::: PROVIDED INFORMATION :::
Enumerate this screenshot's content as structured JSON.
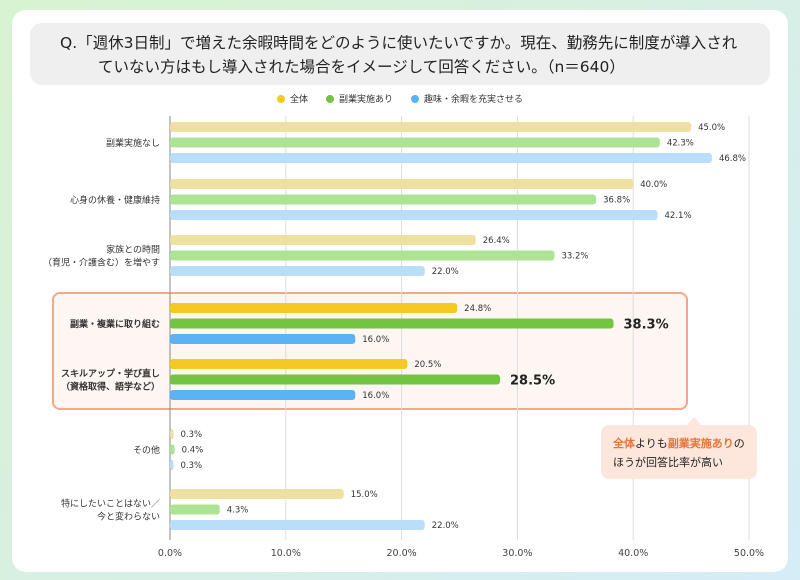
{
  "title": {
    "line1": "Q.「週休3日制」で増えた余暇時間をどのように使いたいですか。現在、勤務先に制度が導入され",
    "line2": "ていない方はもし導入された場合をイメージして回答ください。（n＝640）"
  },
  "chart_data": {
    "type": "bar",
    "orientation": "horizontal",
    "categories": [
      "副業実施なし",
      "心身の休養・健康維持",
      "家族との時間\n（育児・介護含む）を増やす",
      "副業・複業に取り組む",
      "スキルアップ・学び直し\n（資格取得、語学など）",
      "その他",
      "特にしたいことはない／\n今と変わらない"
    ],
    "highlighted_categories": [
      "副業・複業に取り組む",
      "スキルアップ・学び直し\n（資格取得、語学など）"
    ],
    "series": [
      {
        "name": "全体",
        "values": [
          45.0,
          40.0,
          26.4,
          24.8,
          20.5,
          0.3,
          15.0
        ],
        "color": "#ede0a0",
        "highlight_color": "#f5c823"
      },
      {
        "name": "副業実施あり",
        "values": [
          42.3,
          36.8,
          33.2,
          38.3,
          28.5,
          0.4,
          4.3
        ],
        "color": "#ade493",
        "highlight_color": "#72c441"
      },
      {
        "name": "趣味・余暇を充実させる",
        "values": [
          46.8,
          42.1,
          22.0,
          16.0,
          16.0,
          0.3,
          22.0
        ],
        "color": "#b9defa",
        "highlight_color": "#5cb2f5"
      }
    ],
    "xlim": [
      0,
      50
    ],
    "xticks": [
      "0.0%",
      "10.0%",
      "20.0%",
      "30.0%",
      "40.0%",
      "50.0%"
    ],
    "value_suffix": "%",
    "grid": true,
    "legend": "top-center"
  },
  "note": {
    "part1": "全体",
    "part2": "よりも",
    "part3": "副業実施あり",
    "part4": "の",
    "line2": "ほうが回答比率が高い"
  }
}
:::
WHAT YOU WILL DO
Reproduce the material in full, word for word, and omit the pictures.

FULL SOLUTION
Enumerate this screenshot's content as structured JSON.
{
  "title": {
    "line1": "Q.「週休3日制」で増えた余暇時間をどのように使いたいですか。現在、勤務先に制度が導入され",
    "line2": "ていない方はもし導入された場合をイメージして回答ください。（n＝640）"
  },
  "chart_data": {
    "type": "bar",
    "orientation": "horizontal",
    "categories": [
      "副業実施なし",
      "心身の休養・健康維持",
      "家族との時間\n（育児・介護含む）を増やす",
      "副業・複業に取り組む",
      "スキルアップ・学び直し\n（資格取得、語学など）",
      "その他",
      "特にしたいことはない／\n今と変わらない"
    ],
    "highlighted_categories": [
      "副業・複業に取り組む",
      "スキルアップ・学び直し\n（資格取得、語学など）"
    ],
    "series": [
      {
        "name": "全体",
        "values": [
          45.0,
          40.0,
          26.4,
          24.8,
          20.5,
          0.3,
          15.0
        ],
        "color": "#ede0a0",
        "highlight_color": "#f5c823"
      },
      {
        "name": "副業実施あり",
        "values": [
          42.3,
          36.8,
          33.2,
          38.3,
          28.5,
          0.4,
          4.3
        ],
        "color": "#ade493",
        "highlight_color": "#72c441"
      },
      {
        "name": "趣味・余暇を充実させる",
        "values": [
          46.8,
          42.1,
          22.0,
          16.0,
          16.0,
          0.3,
          22.0
        ],
        "color": "#b9defa",
        "highlight_color": "#5cb2f5"
      }
    ],
    "xlim": [
      0,
      50
    ],
    "xticks": [
      "0.0%",
      "10.0%",
      "20.0%",
      "30.0%",
      "40.0%",
      "50.0%"
    ],
    "value_suffix": "%",
    "grid": true,
    "legend": "top-center"
  },
  "note": {
    "part1": "全体",
    "part2": "よりも",
    "part3": "副業実施あり",
    "part4": "の",
    "line2": "ほうが回答比率が高い"
  }
}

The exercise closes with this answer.